● INSTRUCTIONS TO FOLLOW
Extract each record and reproduce it exactly.

— start EXCERPTED RECORDS —

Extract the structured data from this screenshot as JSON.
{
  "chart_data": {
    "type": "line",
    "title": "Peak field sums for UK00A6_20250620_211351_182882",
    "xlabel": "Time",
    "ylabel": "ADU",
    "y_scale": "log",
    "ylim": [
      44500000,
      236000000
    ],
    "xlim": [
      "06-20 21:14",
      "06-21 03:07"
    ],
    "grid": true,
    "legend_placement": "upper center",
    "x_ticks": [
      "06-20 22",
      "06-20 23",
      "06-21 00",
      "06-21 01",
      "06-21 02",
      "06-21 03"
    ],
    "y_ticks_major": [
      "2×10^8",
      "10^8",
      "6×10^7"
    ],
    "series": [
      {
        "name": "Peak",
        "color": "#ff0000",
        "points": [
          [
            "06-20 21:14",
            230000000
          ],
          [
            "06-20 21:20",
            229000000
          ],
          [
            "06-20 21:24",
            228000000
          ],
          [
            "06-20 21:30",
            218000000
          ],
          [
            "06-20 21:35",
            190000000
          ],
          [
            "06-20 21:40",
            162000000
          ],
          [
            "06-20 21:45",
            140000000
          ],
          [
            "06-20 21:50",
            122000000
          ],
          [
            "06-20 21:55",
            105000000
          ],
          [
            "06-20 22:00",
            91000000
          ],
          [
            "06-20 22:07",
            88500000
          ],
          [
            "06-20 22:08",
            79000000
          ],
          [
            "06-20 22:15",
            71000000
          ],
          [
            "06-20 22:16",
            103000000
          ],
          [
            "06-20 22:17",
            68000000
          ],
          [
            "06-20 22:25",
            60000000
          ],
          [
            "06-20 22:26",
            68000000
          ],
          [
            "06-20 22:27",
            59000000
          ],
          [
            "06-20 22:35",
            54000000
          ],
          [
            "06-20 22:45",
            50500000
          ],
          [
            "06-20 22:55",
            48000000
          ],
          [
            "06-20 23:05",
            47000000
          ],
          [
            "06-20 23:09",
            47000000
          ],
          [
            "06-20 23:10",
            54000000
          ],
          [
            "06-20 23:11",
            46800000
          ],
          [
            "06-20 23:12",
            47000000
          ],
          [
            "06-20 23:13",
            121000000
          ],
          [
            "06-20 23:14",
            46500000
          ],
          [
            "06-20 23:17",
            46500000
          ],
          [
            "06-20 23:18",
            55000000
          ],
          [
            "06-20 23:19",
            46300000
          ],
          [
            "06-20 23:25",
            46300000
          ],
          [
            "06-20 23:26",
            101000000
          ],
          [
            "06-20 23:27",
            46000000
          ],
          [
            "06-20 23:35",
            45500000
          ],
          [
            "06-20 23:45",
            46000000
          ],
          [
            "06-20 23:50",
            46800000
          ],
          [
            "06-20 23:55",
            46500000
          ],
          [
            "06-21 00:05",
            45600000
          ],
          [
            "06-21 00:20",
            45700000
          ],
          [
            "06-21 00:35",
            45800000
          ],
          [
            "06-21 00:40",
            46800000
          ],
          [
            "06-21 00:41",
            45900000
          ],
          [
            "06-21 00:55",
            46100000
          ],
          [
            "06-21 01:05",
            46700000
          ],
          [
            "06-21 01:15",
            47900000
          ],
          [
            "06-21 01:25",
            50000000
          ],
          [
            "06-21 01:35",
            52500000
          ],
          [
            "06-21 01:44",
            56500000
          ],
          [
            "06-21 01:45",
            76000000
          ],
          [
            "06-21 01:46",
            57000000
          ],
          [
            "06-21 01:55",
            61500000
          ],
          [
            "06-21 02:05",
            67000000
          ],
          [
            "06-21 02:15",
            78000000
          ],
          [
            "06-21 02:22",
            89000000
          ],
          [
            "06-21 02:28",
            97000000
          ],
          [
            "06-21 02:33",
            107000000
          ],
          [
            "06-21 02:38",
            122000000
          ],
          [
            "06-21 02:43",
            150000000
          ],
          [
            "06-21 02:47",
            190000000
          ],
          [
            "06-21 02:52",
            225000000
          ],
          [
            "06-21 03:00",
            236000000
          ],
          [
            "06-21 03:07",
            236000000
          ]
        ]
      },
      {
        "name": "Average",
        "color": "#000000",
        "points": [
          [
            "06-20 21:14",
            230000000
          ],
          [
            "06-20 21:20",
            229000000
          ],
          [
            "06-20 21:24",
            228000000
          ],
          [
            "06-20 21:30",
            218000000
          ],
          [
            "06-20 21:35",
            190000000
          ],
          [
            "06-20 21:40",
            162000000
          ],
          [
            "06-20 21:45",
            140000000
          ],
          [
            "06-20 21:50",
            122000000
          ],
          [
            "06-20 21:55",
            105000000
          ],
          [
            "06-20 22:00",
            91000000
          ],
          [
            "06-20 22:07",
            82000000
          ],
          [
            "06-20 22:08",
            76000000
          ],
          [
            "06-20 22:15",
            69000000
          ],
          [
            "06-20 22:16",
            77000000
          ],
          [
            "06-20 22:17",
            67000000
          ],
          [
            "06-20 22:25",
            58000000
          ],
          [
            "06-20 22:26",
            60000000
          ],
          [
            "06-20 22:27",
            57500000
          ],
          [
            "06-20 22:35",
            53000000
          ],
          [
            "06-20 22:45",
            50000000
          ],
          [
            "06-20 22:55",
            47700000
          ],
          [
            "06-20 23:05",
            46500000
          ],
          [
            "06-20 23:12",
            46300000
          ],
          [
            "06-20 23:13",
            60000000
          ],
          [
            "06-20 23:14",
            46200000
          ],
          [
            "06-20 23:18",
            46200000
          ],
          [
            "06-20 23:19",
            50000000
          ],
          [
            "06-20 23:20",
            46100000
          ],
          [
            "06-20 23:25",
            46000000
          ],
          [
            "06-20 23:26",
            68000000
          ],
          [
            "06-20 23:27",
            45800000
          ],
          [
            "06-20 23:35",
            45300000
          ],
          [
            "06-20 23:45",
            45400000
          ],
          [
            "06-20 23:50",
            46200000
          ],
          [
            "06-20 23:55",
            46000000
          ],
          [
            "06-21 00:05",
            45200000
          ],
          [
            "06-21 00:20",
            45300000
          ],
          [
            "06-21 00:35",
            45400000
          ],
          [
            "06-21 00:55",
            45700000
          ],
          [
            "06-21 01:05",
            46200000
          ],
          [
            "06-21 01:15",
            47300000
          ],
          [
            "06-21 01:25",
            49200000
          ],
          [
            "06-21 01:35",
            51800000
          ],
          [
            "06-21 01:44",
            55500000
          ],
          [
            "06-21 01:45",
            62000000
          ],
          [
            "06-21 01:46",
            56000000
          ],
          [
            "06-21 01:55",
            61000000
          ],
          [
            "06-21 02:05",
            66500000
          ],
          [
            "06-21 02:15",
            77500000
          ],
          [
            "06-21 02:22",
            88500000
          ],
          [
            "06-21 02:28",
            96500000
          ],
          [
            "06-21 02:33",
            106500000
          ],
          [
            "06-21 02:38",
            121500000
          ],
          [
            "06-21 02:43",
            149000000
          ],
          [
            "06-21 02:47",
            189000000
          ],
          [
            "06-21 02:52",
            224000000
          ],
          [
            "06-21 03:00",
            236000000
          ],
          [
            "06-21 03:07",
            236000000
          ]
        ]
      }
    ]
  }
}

— end EXCERPTED RECORDS —

● THE OUTPUT
Extract the structured data from this screenshot as JSON.
{
  "chart_data": {
    "type": "line",
    "title": "Peak field sums for UK00A6_20250620_211351_182882",
    "xlabel": "Time",
    "ylabel": "ADU",
    "y_scale": "log",
    "ylim": [
      44500000,
      236000000
    ],
    "xlim": [
      "06-20 21:14",
      "06-21 03:07"
    ],
    "grid": true,
    "legend_placement": "upper center",
    "x_ticks": [
      "06-20 22",
      "06-20 23",
      "06-21 00",
      "06-21 01",
      "06-21 02",
      "06-21 03"
    ],
    "y_ticks_major": [
      "2×10^8",
      "10^8",
      "6×10^7"
    ],
    "series": [
      {
        "name": "Peak",
        "color": "#ff0000",
        "points": [
          [
            "06-20 21:14",
            230000000
          ],
          [
            "06-20 21:20",
            229000000
          ],
          [
            "06-20 21:24",
            228000000
          ],
          [
            "06-20 21:30",
            218000000
          ],
          [
            "06-20 21:35",
            190000000
          ],
          [
            "06-20 21:40",
            162000000
          ],
          [
            "06-20 21:45",
            140000000
          ],
          [
            "06-20 21:50",
            122000000
          ],
          [
            "06-20 21:55",
            105000000
          ],
          [
            "06-20 22:00",
            91000000
          ],
          [
            "06-20 22:07",
            88500000
          ],
          [
            "06-20 22:08",
            79000000
          ],
          [
            "06-20 22:15",
            71000000
          ],
          [
            "06-20 22:16",
            103000000
          ],
          [
            "06-20 22:17",
            68000000
          ],
          [
            "06-20 22:25",
            60000000
          ],
          [
            "06-20 22:26",
            68000000
          ],
          [
            "06-20 22:27",
            59000000
          ],
          [
            "06-20 22:35",
            54000000
          ],
          [
            "06-20 22:45",
            50500000
          ],
          [
            "06-20 22:55",
            48000000
          ],
          [
            "06-20 23:05",
            47000000
          ],
          [
            "06-20 23:09",
            47000000
          ],
          [
            "06-20 23:10",
            54000000
          ],
          [
            "06-20 23:11",
            46800000
          ],
          [
            "06-20 23:12",
            47000000
          ],
          [
            "06-20 23:13",
            121000000
          ],
          [
            "06-20 23:14",
            46500000
          ],
          [
            "06-20 23:17",
            46500000
          ],
          [
            "06-20 23:18",
            55000000
          ],
          [
            "06-20 23:19",
            46300000
          ],
          [
            "06-20 23:25",
            46300000
          ],
          [
            "06-20 23:26",
            101000000
          ],
          [
            "06-20 23:27",
            46000000
          ],
          [
            "06-20 23:35",
            45500000
          ],
          [
            "06-20 23:45",
            46000000
          ],
          [
            "06-20 23:50",
            46800000
          ],
          [
            "06-20 23:55",
            46500000
          ],
          [
            "06-21 00:05",
            45600000
          ],
          [
            "06-21 00:20",
            45700000
          ],
          [
            "06-21 00:35",
            45800000
          ],
          [
            "06-21 00:40",
            46800000
          ],
          [
            "06-21 00:41",
            45900000
          ],
          [
            "06-21 00:55",
            46100000
          ],
          [
            "06-21 01:05",
            46700000
          ],
          [
            "06-21 01:15",
            47900000
          ],
          [
            "06-21 01:25",
            50000000
          ],
          [
            "06-21 01:35",
            52500000
          ],
          [
            "06-21 01:44",
            56500000
          ],
          [
            "06-21 01:45",
            76000000
          ],
          [
            "06-21 01:46",
            57000000
          ],
          [
            "06-21 01:55",
            61500000
          ],
          [
            "06-21 02:05",
            67000000
          ],
          [
            "06-21 02:15",
            78000000
          ],
          [
            "06-21 02:22",
            89000000
          ],
          [
            "06-21 02:28",
            97000000
          ],
          [
            "06-21 02:33",
            107000000
          ],
          [
            "06-21 02:38",
            122000000
          ],
          [
            "06-21 02:43",
            150000000
          ],
          [
            "06-21 02:47",
            190000000
          ],
          [
            "06-21 02:52",
            225000000
          ],
          [
            "06-21 03:00",
            236000000
          ],
          [
            "06-21 03:07",
            236000000
          ]
        ]
      },
      {
        "name": "Average",
        "color": "#000000",
        "points": [
          [
            "06-20 21:14",
            230000000
          ],
          [
            "06-20 21:20",
            229000000
          ],
          [
            "06-20 21:24",
            228000000
          ],
          [
            "06-20 21:30",
            218000000
          ],
          [
            "06-20 21:35",
            190000000
          ],
          [
            "06-20 21:40",
            162000000
          ],
          [
            "06-20 21:45",
            140000000
          ],
          [
            "06-20 21:50",
            122000000
          ],
          [
            "06-20 21:55",
            105000000
          ],
          [
            "06-20 22:00",
            91000000
          ],
          [
            "06-20 22:07",
            82000000
          ],
          [
            "06-20 22:08",
            76000000
          ],
          [
            "06-20 22:15",
            69000000
          ],
          [
            "06-20 22:16",
            77000000
          ],
          [
            "06-20 22:17",
            67000000
          ],
          [
            "06-20 22:25",
            58000000
          ],
          [
            "06-20 22:26",
            60000000
          ],
          [
            "06-20 22:27",
            57500000
          ],
          [
            "06-20 22:35",
            53000000
          ],
          [
            "06-20 22:45",
            50000000
          ],
          [
            "06-20 22:55",
            47700000
          ],
          [
            "06-20 23:05",
            46500000
          ],
          [
            "06-20 23:12",
            46300000
          ],
          [
            "06-20 23:13",
            60000000
          ],
          [
            "06-20 23:14",
            46200000
          ],
          [
            "06-20 23:18",
            46200000
          ],
          [
            "06-20 23:19",
            50000000
          ],
          [
            "06-20 23:20",
            46100000
          ],
          [
            "06-20 23:25",
            46000000
          ],
          [
            "06-20 23:26",
            68000000
          ],
          [
            "06-20 23:27",
            45800000
          ],
          [
            "06-20 23:35",
            45300000
          ],
          [
            "06-20 23:45",
            45400000
          ],
          [
            "06-20 23:50",
            46200000
          ],
          [
            "06-20 23:55",
            46000000
          ],
          [
            "06-21 00:05",
            45200000
          ],
          [
            "06-21 00:20",
            45300000
          ],
          [
            "06-21 00:35",
            45400000
          ],
          [
            "06-21 00:55",
            45700000
          ],
          [
            "06-21 01:05",
            46200000
          ],
          [
            "06-21 01:15",
            47300000
          ],
          [
            "06-21 01:25",
            49200000
          ],
          [
            "06-21 01:35",
            51800000
          ],
          [
            "06-21 01:44",
            55500000
          ],
          [
            "06-21 01:45",
            62000000
          ],
          [
            "06-21 01:46",
            56000000
          ],
          [
            "06-21 01:55",
            61000000
          ],
          [
            "06-21 02:05",
            66500000
          ],
          [
            "06-21 02:15",
            77500000
          ],
          [
            "06-21 02:22",
            88500000
          ],
          [
            "06-21 02:28",
            96500000
          ],
          [
            "06-21 02:33",
            106500000
          ],
          [
            "06-21 02:38",
            121500000
          ],
          [
            "06-21 02:43",
            149000000
          ],
          [
            "06-21 02:47",
            189000000
          ],
          [
            "06-21 02:52",
            224000000
          ],
          [
            "06-21 03:00",
            236000000
          ],
          [
            "06-21 03:07",
            236000000
          ]
        ]
      }
    ]
  }
}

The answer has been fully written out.